_EXERCISE TASK_
Reproduce the items below, substituting "cell-guild" for every occurrence of "cell-gilda" and leaving all other text unchanged. Omit the pictures from the output.

=== DATA FOR THE TASK ===

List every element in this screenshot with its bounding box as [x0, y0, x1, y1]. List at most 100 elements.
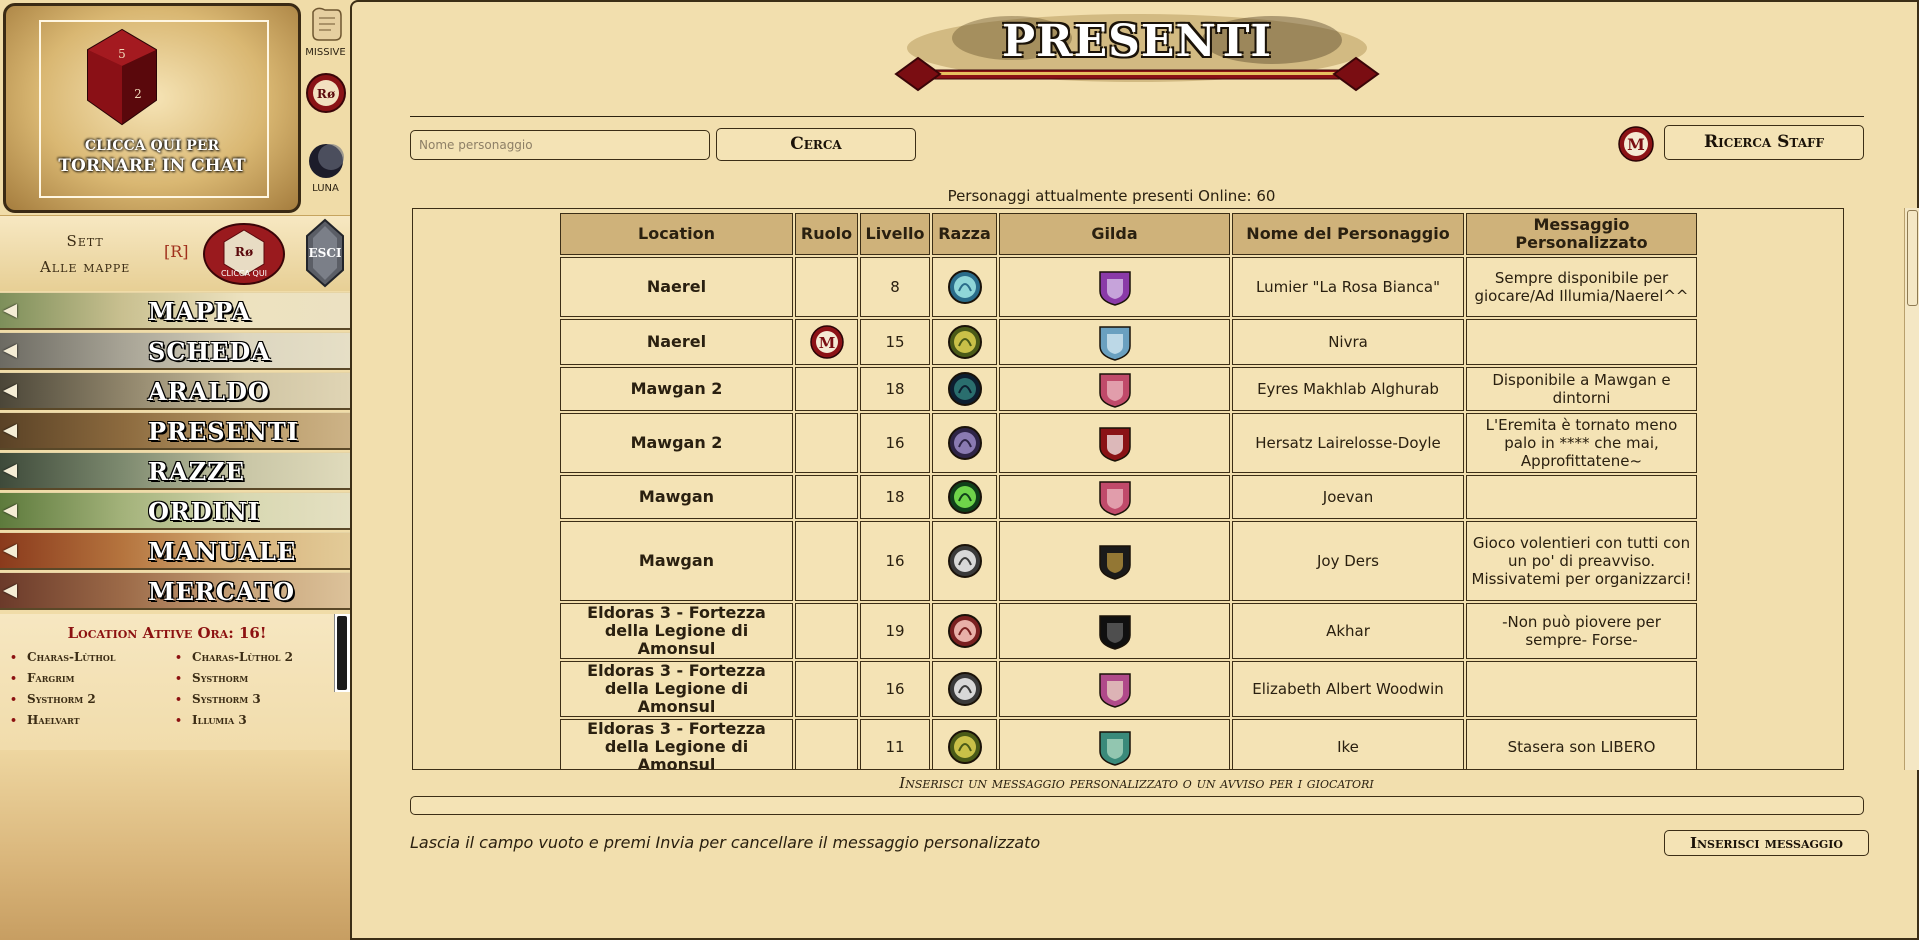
cell-gilda[interactable]	[999, 475, 1230, 519]
cell-gilda[interactable]	[999, 603, 1230, 659]
online-count-text: Personaggi attualmente presenti Online: …	[947, 187, 1276, 205]
sidebar-decoration	[0, 750, 350, 940]
luna-button[interactable]: LUNA	[303, 142, 348, 194]
search-button[interactable]: Cerca	[716, 128, 916, 161]
dice-emblem-icon: Rø	[305, 73, 346, 113]
dark-swirl-orb-icon	[947, 372, 982, 406]
arrow-left-icon	[3, 384, 17, 398]
message-note: Lascia il campo vuoto e premi Invia per …	[410, 833, 1041, 852]
return-to-chat-button[interactable]: 5 2 CLICCA QUI PER TORNARE IN CHAT	[3, 3, 301, 213]
character-name-link[interactable]: Nivra	[1232, 319, 1464, 365]
location-link[interactable]: Systhorm 2	[10, 692, 175, 706]
scrollbar-thumb[interactable]	[1907, 210, 1918, 306]
nav-presenti[interactable]: PRESENTI	[0, 412, 350, 450]
locations-scrollbar[interactable]	[334, 614, 350, 692]
page-title: PRESENTI	[1001, 16, 1273, 67]
character-name-link[interactable]: Joy Ders	[1232, 521, 1464, 601]
missive-button[interactable]: MISSIVE	[303, 4, 348, 58]
r-link[interactable]: [R]	[164, 242, 189, 261]
cell-gilda[interactable]	[999, 521, 1230, 601]
character-name-link[interactable]: Joevan	[1232, 475, 1464, 519]
dice-emblem-button[interactable]: Rø	[303, 72, 348, 117]
nav-label: ARALDO	[148, 377, 270, 406]
cell-location: Naerel	[560, 257, 793, 317]
table-row: Eldoras 3 - Fortezza della Legione di Am…	[560, 603, 1697, 659]
character-name-link[interactable]: Hersatz Lairelosse-Doyle	[1232, 413, 1464, 473]
cell-gilda[interactable]	[999, 367, 1230, 411]
cell-gilda[interactable]	[999, 719, 1230, 769]
nav-mercato[interactable]: MERCATO	[0, 572, 350, 610]
luna-label: LUNA	[312, 183, 339, 194]
custom-message-input[interactable]	[410, 796, 1864, 815]
location-link[interactable]: Charas-Lùthol 2	[175, 650, 330, 664]
table-row: Mawgan 18 Joevan	[560, 475, 1697, 519]
cell-livello: 16	[860, 661, 930, 717]
nav-label: RAZZE	[148, 457, 245, 486]
clicca-qui-dice-button[interactable]: Rø CLICCA QUI	[202, 222, 286, 286]
nav-manuale[interactable]: MANUALE	[0, 532, 350, 570]
master-m-icon: M	[1618, 126, 1654, 162]
character-name-search-input[interactable]	[410, 130, 710, 160]
cell-ruolo	[795, 257, 858, 317]
nav-mappa[interactable]: MAPPA	[0, 292, 350, 330]
cell-gilda[interactable]	[999, 661, 1230, 717]
arrow-left-icon	[3, 544, 17, 558]
nav-razze[interactable]: RAZZE	[0, 452, 350, 490]
scrollbar-thumb[interactable]	[337, 616, 347, 690]
location-link[interactable]: Charas-Lùthol	[10, 650, 175, 664]
divider	[410, 116, 1864, 117]
cell-location: Mawgan	[560, 521, 793, 601]
presenti-table: Location Ruolo Livello Razza Gilda Nome …	[558, 211, 1699, 769]
blue-wing-shield-icon	[1098, 326, 1131, 361]
arrow-left-icon	[3, 304, 17, 318]
character-name-link[interactable]: Akhar	[1232, 603, 1464, 659]
cell-messaggio: Sempre disponibile per giocare/Ad Illumi…	[1466, 257, 1697, 317]
chat-caption-line2: TORNARE IN CHAT	[58, 156, 246, 176]
cell-razza	[932, 319, 997, 365]
location-link[interactable]: Systhorm 3	[175, 692, 330, 706]
missive-label: MISSIVE	[305, 47, 346, 58]
purple-scroll-crest-icon	[1098, 271, 1131, 306]
cell-location: Mawgan 2	[560, 413, 793, 473]
character-name-link[interactable]: Eyres Makhlab Alghurab	[1232, 367, 1464, 411]
character-name-link[interactable]: Ike	[1232, 719, 1464, 769]
sett-mappe-link[interactable]: Sett Alle mappe	[40, 228, 130, 280]
cell-livello: 18	[860, 367, 930, 411]
cell-gilda[interactable]	[999, 413, 1230, 473]
cell-livello: 11	[860, 719, 930, 769]
nav-araldo[interactable]: ARALDO	[0, 372, 350, 410]
nav-scheda[interactable]: SCHEDA	[0, 332, 350, 370]
cell-ruolo	[795, 603, 858, 659]
esci-button[interactable]: ESCI	[303, 218, 347, 288]
column-header-location: Location	[560, 213, 793, 255]
cell-messaggio	[1466, 319, 1697, 365]
red-hand-orb-icon	[947, 614, 982, 648]
location-link[interactable]: Haelvart	[10, 713, 175, 727]
sett-mappe-row: Sett Alle mappe [R] Rø CLICCA QUI	[0, 215, 350, 291]
insert-message-button[interactable]: Inserisci messaggio	[1664, 830, 1869, 856]
light-blue-orb-icon	[947, 270, 982, 304]
location-link[interactable]: Illumia 3	[175, 713, 330, 727]
message-hint: Inserisci un messaggio personalizzato o …	[899, 774, 1374, 792]
search-staff-button[interactable]: Ricerca Staff	[1664, 125, 1864, 160]
nav-ordini[interactable]: ORDINI	[0, 492, 350, 530]
cell-messaggio	[1466, 661, 1697, 717]
location-link[interactable]: Fargrim	[10, 671, 175, 685]
character-name-link[interactable]: Elizabeth Albert Woodwin	[1232, 661, 1464, 717]
character-name-link[interactable]: Lumier "La Rosa Bianca"	[1232, 257, 1464, 317]
main-scrollbar[interactable]	[1904, 208, 1919, 770]
white-ring-crest-icon	[1098, 427, 1131, 462]
arrow-left-icon	[3, 584, 17, 598]
column-header-livello: Livello	[860, 213, 930, 255]
cell-livello: 18	[860, 475, 930, 519]
cell-gilda[interactable]	[999, 319, 1230, 365]
gray-hand-orb-icon	[947, 544, 982, 578]
cell-razza	[932, 257, 997, 317]
table-row: Mawgan 16 Joy Ders Gioco volentieri con tut…	[560, 521, 1697, 601]
d20-dice-icon: 5 2	[87, 28, 157, 126]
cell-ruolo	[795, 413, 858, 473]
location-link[interactable]: Systhorm	[175, 671, 330, 685]
main-panel: PRESENTI Cerca M Ricerca Staff Personagg…	[350, 0, 1919, 940]
cell-livello: 8	[860, 257, 930, 317]
cell-gilda[interactable]	[999, 257, 1230, 317]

===

_ANSWER TO THIS PROBLEM_
List every element in this screenshot with its bounding box as [x0, y0, x1, y1]. List at most 100 elements.
cell-guild[interactable]	[999, 475, 1230, 519]
cell-guild[interactable]	[999, 603, 1230, 659]
online-count-text: Personaggi attualmente presenti Online: …	[947, 187, 1276, 205]
sidebar-decoration	[0, 750, 350, 940]
luna-button[interactable]: LUNA	[303, 142, 348, 194]
search-button[interactable]: Cerca	[716, 128, 916, 161]
dice-emblem-icon: Rø	[305, 73, 346, 113]
dark-swirl-orb-icon	[947, 372, 982, 406]
arrow-left-icon	[3, 384, 17, 398]
message-note: Lascia il campo vuoto e premi Invia per …	[410, 833, 1041, 852]
return-to-chat-button[interactable]: 5 2 CLICCA QUI PER TORNARE IN CHAT	[3, 3, 301, 213]
character-name-link[interactable]: Nivra	[1232, 319, 1464, 365]
location-link[interactable]: Systhorm 2	[10, 692, 175, 706]
scrollbar-thumb[interactable]	[1907, 210, 1918, 306]
nav-presenti[interactable]: PRESENTI	[0, 412, 350, 450]
locations-scrollbar[interactable]	[334, 614, 350, 692]
page-title: PRESENTI	[1001, 16, 1273, 67]
character-name-link[interactable]: Joy Ders	[1232, 521, 1464, 601]
missive-button[interactable]: MISSIVE	[303, 4, 348, 58]
r-link[interactable]: [R]	[164, 242, 189, 261]
cell-guild[interactable]	[999, 521, 1230, 601]
character-name-link[interactable]: Joevan	[1232, 475, 1464, 519]
dice-emblem-button[interactable]: Rø	[303, 72, 348, 117]
nav-label: ARALDO	[148, 377, 270, 406]
cell-location: Naerel	[560, 257, 793, 317]
table-row: Eldoras 3 - Fortezza della Legione di Am…	[560, 603, 1697, 659]
character-name-link[interactable]: Hersatz Lairelosse-Doyle	[1232, 413, 1464, 473]
cell-guild[interactable]	[999, 367, 1230, 411]
cell-guild[interactable]	[999, 719, 1230, 769]
nav-mercato[interactable]: MERCATO	[0, 572, 350, 610]
luna-label: LUNA	[312, 183, 339, 194]
custom-message-input[interactable]	[410, 796, 1864, 815]
location-link[interactable]: Charas-Lùthol 2	[175, 650, 330, 664]
table-row: Mawgan 18 Joevan	[560, 475, 1697, 519]
cell-livello: 16	[860, 661, 930, 717]
nav-label: RAZZE	[148, 457, 245, 486]
clicca-qui-dice-button[interactable]: Rø CLICCA QUI	[202, 222, 286, 286]
nav-manuale[interactable]: MANUALE	[0, 532, 350, 570]
master-m-icon: M	[1618, 126, 1654, 162]
character-name-search-input[interactable]	[410, 130, 710, 160]
cell-ruolo	[795, 257, 858, 317]
nav-mappa[interactable]: MAPPA	[0, 292, 350, 330]
cell-guild[interactable]	[999, 661, 1230, 717]
arrow-left-icon	[3, 544, 17, 558]
nav-razze[interactable]: RAZZE	[0, 452, 350, 490]
scrollbar-thumb[interactable]	[337, 616, 347, 690]
location-link[interactable]: Charas-Lùthol	[10, 650, 175, 664]
divider	[410, 116, 1864, 117]
cell-location: Mawgan	[560, 521, 793, 601]
presenti-table: Location Ruolo Livello Razza Gilda Nome …	[558, 211, 1699, 769]
blue-wing-shield-icon	[1098, 326, 1131, 361]
arrow-left-icon	[3, 304, 17, 318]
character-name-link[interactable]: Akhar	[1232, 603, 1464, 659]
cell-messaggio: Sempre disponibile per giocare/Ad Illumi…	[1466, 257, 1697, 317]
chat-caption-line2: TORNARE IN CHAT	[58, 156, 246, 176]
cell-razza	[932, 319, 997, 365]
location-link[interactable]: Systhorm 3	[175, 692, 330, 706]
missive-label: MISSIVE	[305, 47, 346, 58]
purple-scroll-crest-icon	[1098, 271, 1131, 306]
cell-location: Mawgan 2	[560, 413, 793, 473]
character-name-link[interactable]: Eyres Makhlab Alghurab	[1232, 367, 1464, 411]
character-name-link[interactable]: Ike	[1232, 719, 1464, 769]
sett-mappe-link[interactable]: Sett Alle mappe	[40, 228, 130, 280]
cell-livello: 18	[860, 367, 930, 411]
cell-guild[interactable]	[999, 413, 1230, 473]
cell-livello: 11	[860, 719, 930, 769]
nav-araldo[interactable]: ARALDO	[0, 372, 350, 410]
nav-scheda[interactable]: SCHEDA	[0, 332, 350, 370]
cell-ruolo	[795, 603, 858, 659]
esci-button[interactable]: ESCI	[303, 218, 347, 288]
column-header-location: Location	[560, 213, 793, 255]
cell-messaggio	[1466, 319, 1697, 365]
red-hand-orb-icon	[947, 614, 982, 648]
location-link[interactable]: Haelvart	[10, 713, 175, 727]
sett-mappe-row: Sett Alle mappe [R] Rø CLICCA QUI	[0, 215, 350, 291]
insert-message-button[interactable]: Inserisci messaggio	[1664, 830, 1869, 856]
light-blue-orb-icon	[947, 270, 982, 304]
location-link[interactable]: Illumia 3	[175, 713, 330, 727]
message-hint: Inserisci un messaggio personalizzato o …	[899, 774, 1374, 792]
search-staff-button[interactable]: Ricerca Staff	[1664, 125, 1864, 160]
nav-ordini[interactable]: ORDINI	[0, 492, 350, 530]
cell-messaggio	[1466, 661, 1697, 717]
location-link[interactable]: Fargrim	[10, 671, 175, 685]
character-name-link[interactable]: Elizabeth Albert Woodwin	[1232, 661, 1464, 717]
character-name-link[interactable]: Lumier "La Rosa Bianca"	[1232, 257, 1464, 317]
main-scrollbar[interactable]	[1904, 208, 1919, 770]
white-ring-crest-icon	[1098, 427, 1131, 462]
arrow-left-icon	[3, 584, 17, 598]
column-header-livello: Livello	[860, 213, 930, 255]
cell-livello: 18	[860, 475, 930, 519]
cell-guild[interactable]	[999, 319, 1230, 365]
gray-hand-orb-icon	[947, 544, 982, 578]
cell-razza	[932, 257, 997, 317]
table-row: Mawgan 16 Joy Ders Gioco volentieri con tut…	[560, 521, 1697, 601]
d20-dice-icon: 5 2	[87, 28, 157, 126]
cell-ruolo	[795, 413, 858, 473]
location-link[interactable]: Systhorm	[175, 671, 330, 685]
main-panel: PRESENTI Cerca M Ricerca Staff Personagg…	[350, 0, 1919, 940]
cell-livello: 8	[860, 257, 930, 317]
cell-guild[interactable]	[999, 257, 1230, 317]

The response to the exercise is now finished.